GIVEN DATA -
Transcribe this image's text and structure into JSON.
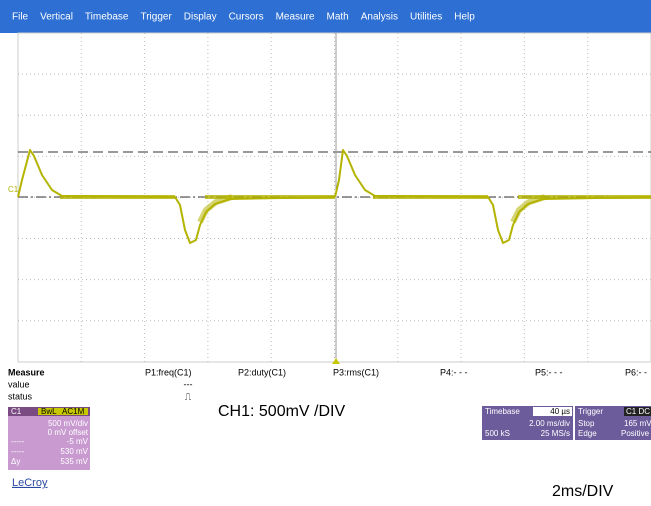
{
  "menu": {
    "items": [
      "File",
      "Vertical",
      "Timebase",
      "Trigger",
      "Display",
      "Cursors",
      "Measure",
      "Math",
      "Analysis",
      "Utilities",
      "Help"
    ]
  },
  "screen": {
    "channel_marker": "C1"
  },
  "measure": {
    "title": "Measure",
    "row_labels": [
      "value",
      "status"
    ],
    "params": [
      "P1:freq(C1)",
      "P2:duty(C1)",
      "P3:rms(C1)",
      "P4:- - -",
      "P5:- - -",
      "P6:- -"
    ],
    "p1_value": "---",
    "p1_status": "⎍"
  },
  "channel_box": {
    "name": "C1",
    "bwl": "BwL",
    "coupling": "AC1M",
    "scale": "500 mV/div",
    "offset": "0 mV offset",
    "cursor1_label": "-----",
    "cursor1": "-5 mV",
    "cursor2_label": "-----",
    "cursor2": "530 mV",
    "delta_label": "Δy",
    "delta": "535 mV"
  },
  "timebase_box": {
    "title": "Timebase",
    "delay": "40 µs",
    "scale": "2.00 ms/div",
    "samples": "500 kS",
    "rate": "25 MS/s"
  },
  "trigger_box": {
    "title": "Trigger",
    "source": "C1 DC",
    "mode": "Stop",
    "level": "165 mV",
    "type": "Edge",
    "slope": "Positive"
  },
  "annotations": {
    "vertical": "CH1: 500mV /DIV",
    "horizontal": "2ms/DIV"
  },
  "brand": "LeCroy"
}
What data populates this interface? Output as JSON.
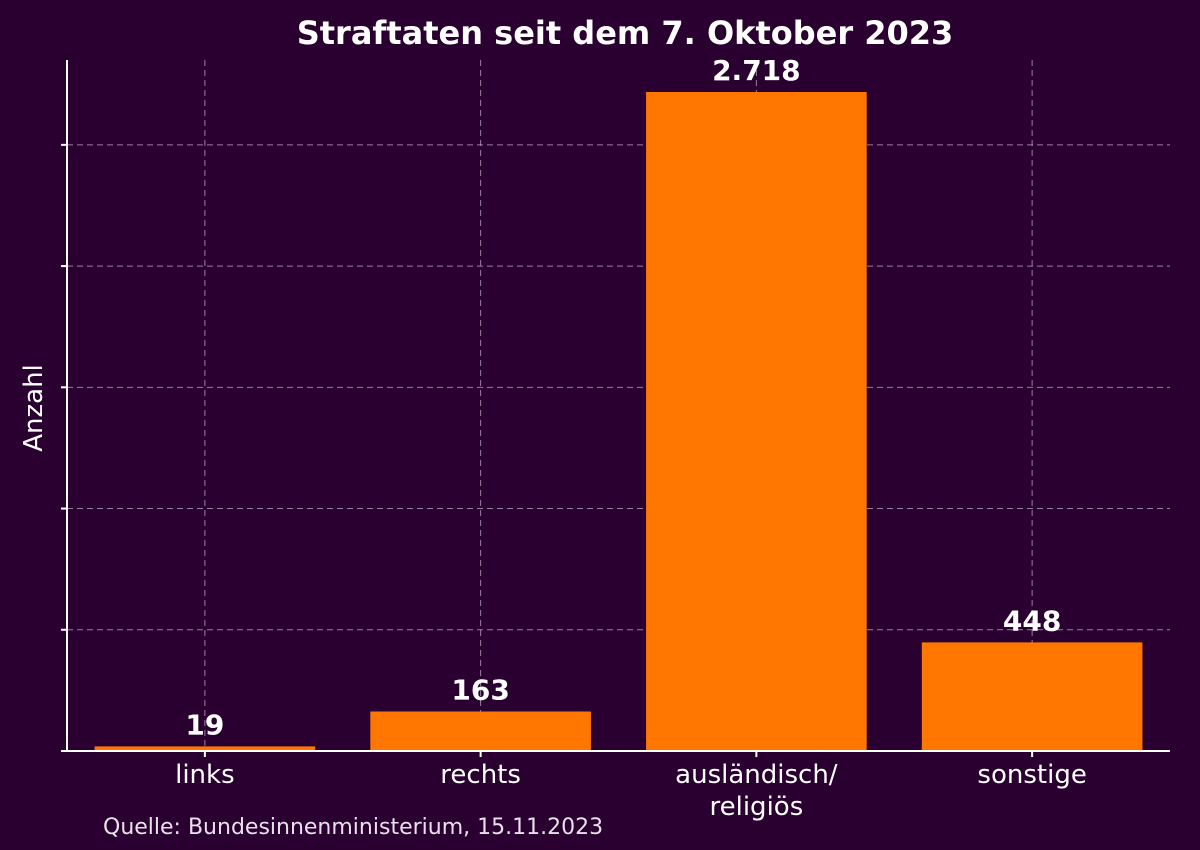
{
  "chart_data": {
    "type": "bar",
    "title": "Straftaten seit dem 7. Oktober 2023",
    "xlabel": "",
    "ylabel": "Anzahl",
    "categories": [
      "links",
      "rechts",
      "ausländisch/\nreligiös",
      "sonstige"
    ],
    "values": [
      19,
      163,
      2718,
      448
    ],
    "value_labels": [
      "19",
      "163",
      "2.718",
      "448"
    ],
    "ylim": [
      0,
      2850
    ],
    "y_ticks": [
      0,
      500,
      1000,
      1500,
      2000,
      2500
    ],
    "y_tick_labels_shown": false,
    "grid": true,
    "legend": "none",
    "bar_color": "#ff7700",
    "background_color": "#2a0030",
    "text_color": "#ffffff"
  },
  "source": "Quelle: Bundesinnenministerium, 15.11.2023"
}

TASK STATEMENT - Copy the material shown above in full and exactly. Skip the pictures.

THE REPLY -
Transcribe this image's text and structure into JSON.
{
  "menu": {
    "items": [
      "File",
      "Vertical",
      "Timebase",
      "Trigger",
      "Display",
      "Cursors",
      "Measure",
      "Math",
      "Analysis",
      "Utilities",
      "Help"
    ]
  },
  "screen": {
    "channel_marker": "C1"
  },
  "measure": {
    "title": "Measure",
    "row_labels": [
      "value",
      "status"
    ],
    "params": [
      "P1:freq(C1)",
      "P2:duty(C1)",
      "P3:rms(C1)",
      "P4:- - -",
      "P5:- - -",
      "P6:- -"
    ],
    "p1_value": "---",
    "p1_status": "⎍"
  },
  "channel_box": {
    "name": "C1",
    "bwl": "BwL",
    "coupling": "AC1M",
    "scale": "500 mV/div",
    "offset": "0 mV offset",
    "cursor1_label": "-----",
    "cursor1": "-5 mV",
    "cursor2_label": "-----",
    "cursor2": "530 mV",
    "delta_label": "Δy",
    "delta": "535 mV"
  },
  "timebase_box": {
    "title": "Timebase",
    "delay": "40 µs",
    "scale": "2.00 ms/div",
    "samples": "500 kS",
    "rate": "25 MS/s"
  },
  "trigger_box": {
    "title": "Trigger",
    "source": "C1 DC",
    "mode": "Stop",
    "level": "165 mV",
    "type": "Edge",
    "slope": "Positive"
  },
  "annotations": {
    "vertical": "CH1: 500mV /DIV",
    "horizontal": "2ms/DIV"
  },
  "brand": "LeCroy"
}
What data populates this interface? Output as JSON.
{
  "chart_data": {
    "type": "bar",
    "title": "Straftaten seit dem 7. Oktober 2023",
    "xlabel": "",
    "ylabel": "Anzahl",
    "categories": [
      "links",
      "rechts",
      "ausländisch/\nreligiös",
      "sonstige"
    ],
    "values": [
      19,
      163,
      2718,
      448
    ],
    "value_labels": [
      "19",
      "163",
      "2.718",
      "448"
    ],
    "ylim": [
      0,
      2850
    ],
    "y_ticks": [
      0,
      500,
      1000,
      1500,
      2000,
      2500
    ],
    "y_tick_labels_shown": false,
    "grid": true,
    "legend": "none",
    "bar_color": "#ff7700",
    "background_color": "#2a0030",
    "text_color": "#ffffff"
  },
  "source": "Quelle: Bundesinnenministerium, 15.11.2023"
}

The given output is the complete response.